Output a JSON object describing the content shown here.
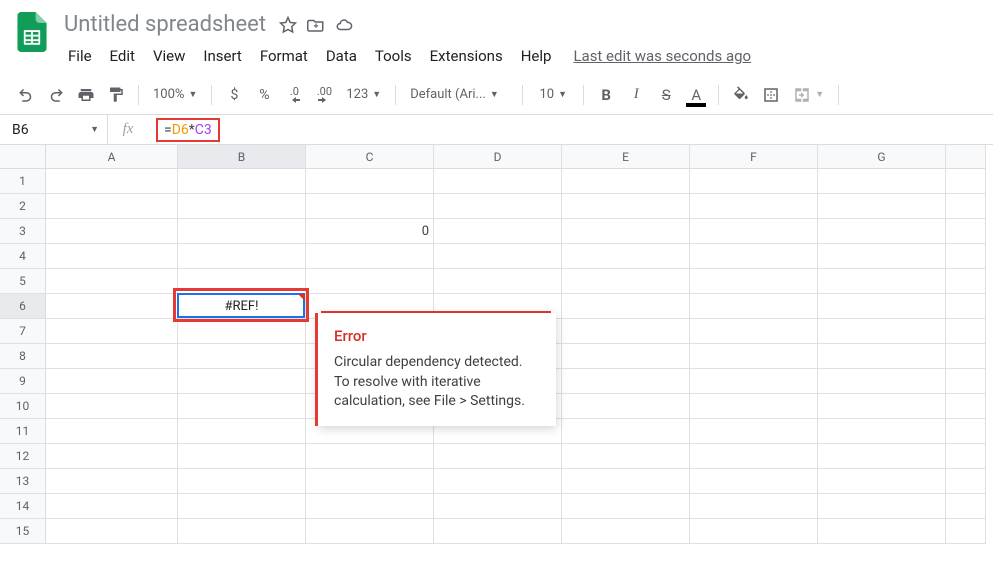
{
  "doc": {
    "title": "Untitled spreadsheet"
  },
  "menubar": {
    "file": "File",
    "edit": "Edit",
    "view": "View",
    "insert": "Insert",
    "format": "Format",
    "data": "Data",
    "tools": "Tools",
    "extensions": "Extensions",
    "help": "Help",
    "last_edit": "Last edit was seconds ago"
  },
  "toolbar": {
    "zoom": "100%",
    "currency": "$",
    "percent": "%",
    "dec_dec": ".0",
    "inc_dec": ".00",
    "more_fmt": "123",
    "font": "Default (Ari...",
    "font_size": "10"
  },
  "formula_bar": {
    "cell_ref": "B6",
    "fx": "fx",
    "formula_eq": "=",
    "formula_r1": "D6",
    "formula_op": "*",
    "formula_r2": "C3"
  },
  "columns": [
    "A",
    "B",
    "C",
    "D",
    "E",
    "F",
    "G"
  ],
  "rows": [
    "1",
    "2",
    "3",
    "4",
    "5",
    "6",
    "7",
    "8",
    "9",
    "10",
    "11",
    "12",
    "13",
    "14",
    "15"
  ],
  "cells": {
    "C3": "0",
    "B6": "#REF!"
  },
  "tooltip": {
    "title": "Error",
    "body": "Circular dependency detected. To resolve with iterative calculation, see File > Settings."
  }
}
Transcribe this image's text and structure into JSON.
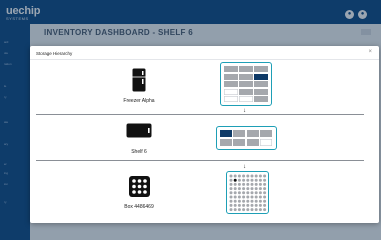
{
  "app": {
    "logo_main": "uechip",
    "logo_sub": "SYSTEMS",
    "page_title": "INVENTORY DASHBOARD - SHELF 6",
    "sidebar_items": [
      "ard",
      "ole",
      "ration",
      "le",
      "ry",
      "ate",
      "ary",
      "er",
      "ing",
      "ion",
      "ry"
    ]
  },
  "modal": {
    "title": "Storage Hierarchy",
    "close_icon": "×",
    "arrow_icon": "↓",
    "levels": [
      {
        "label": "Freezer Alpha",
        "icon": "freezer-icon"
      },
      {
        "label": "Shelf 6",
        "icon": "shelf-icon"
      },
      {
        "label": "Box 4486469",
        "icon": "box-grid-icon"
      }
    ]
  },
  "colors": {
    "accent_border": "#1e9fb6",
    "highlight": "#0e3a67",
    "occupied": "#a5a8ad",
    "empty": "#ffffff"
  }
}
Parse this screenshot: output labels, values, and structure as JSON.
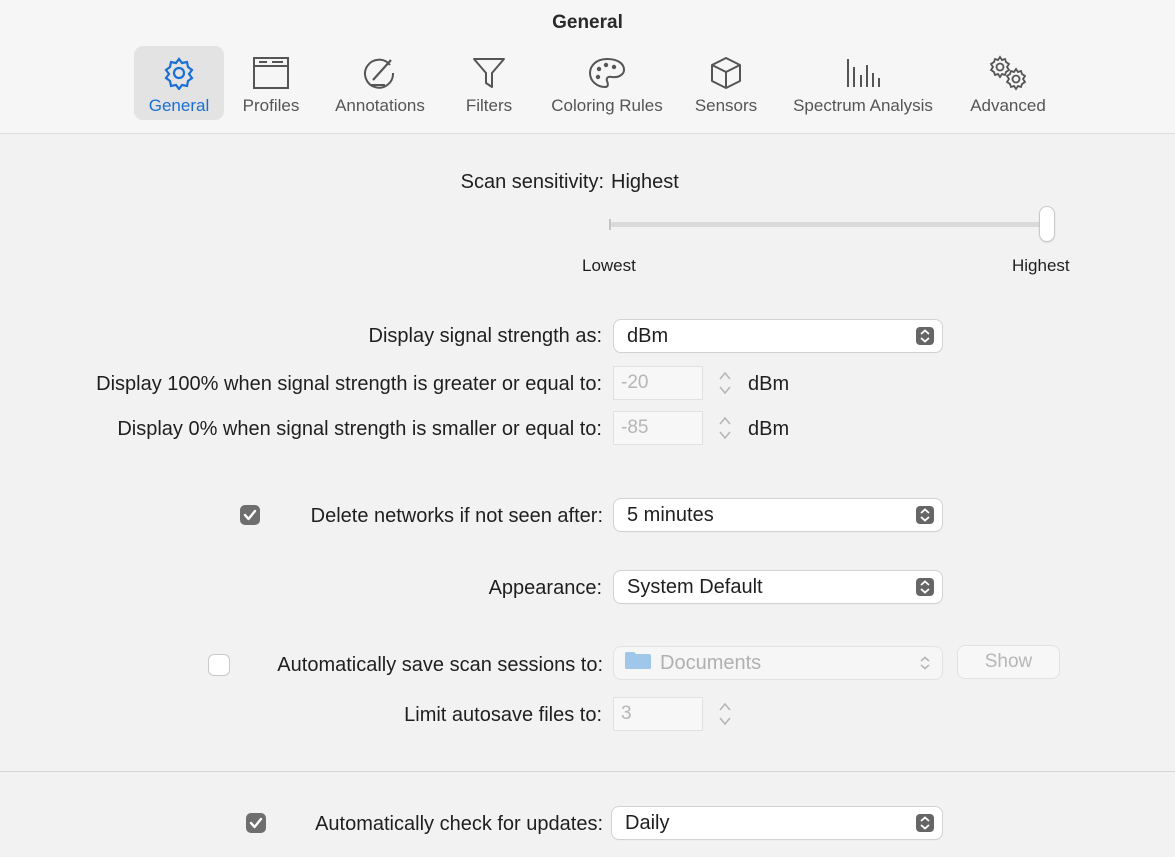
{
  "window": {
    "title": "General"
  },
  "tabs": [
    {
      "label": "General",
      "icon": "gear-icon",
      "active": true
    },
    {
      "label": "Profiles",
      "icon": "window-icon",
      "active": false
    },
    {
      "label": "Annotations",
      "icon": "pencil-circle-icon",
      "active": false
    },
    {
      "label": "Filters",
      "icon": "funnel-icon",
      "active": false
    },
    {
      "label": "Coloring Rules",
      "icon": "palette-icon",
      "active": false
    },
    {
      "label": "Sensors",
      "icon": "cube-icon",
      "active": false
    },
    {
      "label": "Spectrum Analysis",
      "icon": "spectrum-bars-icon",
      "active": false
    },
    {
      "label": "Advanced",
      "icon": "gears-icon",
      "active": false
    }
  ],
  "accent_color": "#1a6fd4",
  "sensitivity": {
    "label": "Scan sensitivity:",
    "value": "Highest",
    "min_label": "Lowest",
    "max_label": "Highest",
    "level_fraction": 1.0
  },
  "signal_display": {
    "label": "Display signal strength as:",
    "value": "dBm"
  },
  "max_threshold": {
    "label": "Display 100% when signal strength is greater or equal to:",
    "value": "-20",
    "unit": "dBm"
  },
  "min_threshold": {
    "label": "Display 0% when signal strength is smaller or equal to:",
    "value": "-85",
    "unit": "dBm"
  },
  "delete_networks": {
    "checked": true,
    "label": "Delete networks if not seen after:",
    "value": "5 minutes"
  },
  "appearance": {
    "label": "Appearance:",
    "value": "System Default"
  },
  "autosave": {
    "checked": false,
    "label": "Automatically save scan sessions to:",
    "folder_icon": "folder-icon",
    "folder": "Documents",
    "show_button": "Show"
  },
  "autosave_limit": {
    "label": "Limit autosave files to:",
    "value": "3"
  },
  "updates": {
    "checked": true,
    "label": "Automatically check for updates:",
    "value": "Daily"
  }
}
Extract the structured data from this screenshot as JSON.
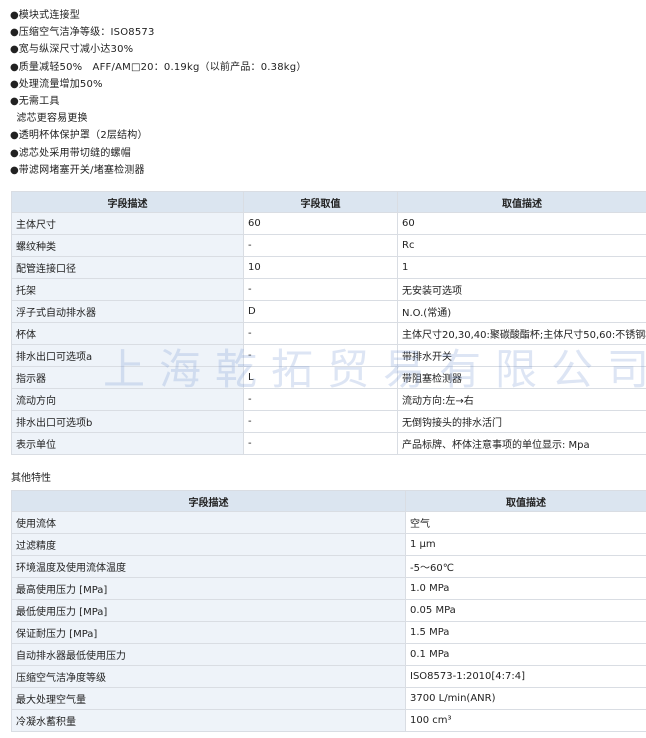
################
[The request] Reproduce all of the data exactly, omitting each picture it holds.

[Solved exercise]
Output a JSON object describing the content shown here.
{
  "doc": {
    "title": "Untitled spreadsheet"
  },
  "menubar": {
    "file": "File",
    "edit": "Edit",
    "view": "View",
    "insert": "Insert",
    "format": "Format",
    "data": "Data",
    "tools": "Tools",
    "extensions": "Extensions",
    "help": "Help",
    "last_edit": "Last edit was seconds ago"
  },
  "toolbar": {
    "zoom": "100%",
    "currency": "$",
    "percent": "%",
    "dec_dec": ".0",
    "inc_dec": ".00",
    "more_fmt": "123",
    "font": "Default (Ari...",
    "font_size": "10"
  },
  "formula_bar": {
    "cell_ref": "B6",
    "fx": "fx",
    "formula_eq": "=",
    "formula_r1": "D6",
    "formula_op": "*",
    "formula_r2": "C3"
  },
  "columns": [
    "A",
    "B",
    "C",
    "D",
    "E",
    "F",
    "G"
  ],
  "rows": [
    "1",
    "2",
    "3",
    "4",
    "5",
    "6",
    "7",
    "8",
    "9",
    "10",
    "11",
    "12",
    "13",
    "14",
    "15"
  ],
  "cells": {
    "C3": "0",
    "B6": "#REF!"
  },
  "tooltip": {
    "title": "Error",
    "body": "Circular dependency detected. To resolve with iterative calculation, see File > Settings."
  }
}
Transcribe this image's text and structure into JSON.
{
  "app": {
    "logo_main": "uechip",
    "logo_sub": "SYSTEMS",
    "page_title": "INVENTORY DASHBOARD - SHELF 6",
    "sidebar_items": [
      "ard",
      "ole",
      "ration",
      "le",
      "ry",
      "ate",
      "ary",
      "er",
      "ing",
      "ion",
      "ry"
    ]
  },
  "modal": {
    "title": "Storage Hierarchy",
    "close_icon": "×",
    "arrow_icon": "↓",
    "levels": [
      {
        "label": "Freezer Alpha",
        "icon": "freezer-icon"
      },
      {
        "label": "Shelf 6",
        "icon": "shelf-icon"
      },
      {
        "label": "Box 4486469",
        "icon": "box-grid-icon"
      }
    ]
  },
  "colors": {
    "accent_border": "#1e9fb6",
    "highlight": "#0e3a67",
    "occupied": "#a5a8ad",
    "empty": "#ffffff"
  }
}
Parse this screenshot: output labels, values, and structure as JSON.
{
  "window": {
    "title": "General"
  },
  "tabs": [
    {
      "label": "General",
      "icon": "gear-icon",
      "active": true
    },
    {
      "label": "Profiles",
      "icon": "window-icon",
      "active": false
    },
    {
      "label": "Annotations",
      "icon": "pencil-circle-icon",
      "active": false
    },
    {
      "label": "Filters",
      "icon": "funnel-icon",
      "active": false
    },
    {
      "label": "Coloring Rules",
      "icon": "palette-icon",
      "active": false
    },
    {
      "label": "Sensors",
      "icon": "cube-icon",
      "active": false
    },
    {
      "label": "Spectrum Analysis",
      "icon": "spectrum-bars-icon",
      "active": false
    },
    {
      "label": "Advanced",
      "icon": "gears-icon",
      "active": false
    }
  ],
  "accent_color": "#1a6fd4",
  "sensitivity": {
    "label": "Scan sensitivity:",
    "value": "Highest",
    "min_label": "Lowest",
    "max_label": "Highest",
    "level_fraction": 1.0
  },
  "signal_display": {
    "label": "Display signal strength as:",
    "value": "dBm"
  },
  "max_threshold": {
    "label": "Display 100% when signal strength is greater or equal to:",
    "value": "-20",
    "unit": "dBm"
  },
  "min_threshold": {
    "label": "Display 0% when signal strength is smaller or equal to:",
    "value": "-85",
    "unit": "dBm"
  },
  "delete_networks": {
    "checked": true,
    "label": "Delete networks if not seen after:",
    "value": "5 minutes"
  },
  "appearance": {
    "label": "Appearance:",
    "value": "System Default"
  },
  "autosave": {
    "checked": false,
    "label": "Automatically save scan sessions to:",
    "folder_icon": "folder-icon",
    "folder": "Documents",
    "show_button": "Show"
  },
  "autosave_limit": {
    "label": "Limit autosave files to:",
    "value": "3"
  },
  "updates": {
    "checked": true,
    "label": "Automatically check for updates:",
    "value": "Daily"
  }
}
Extract the structured data from this screenshot as JSON.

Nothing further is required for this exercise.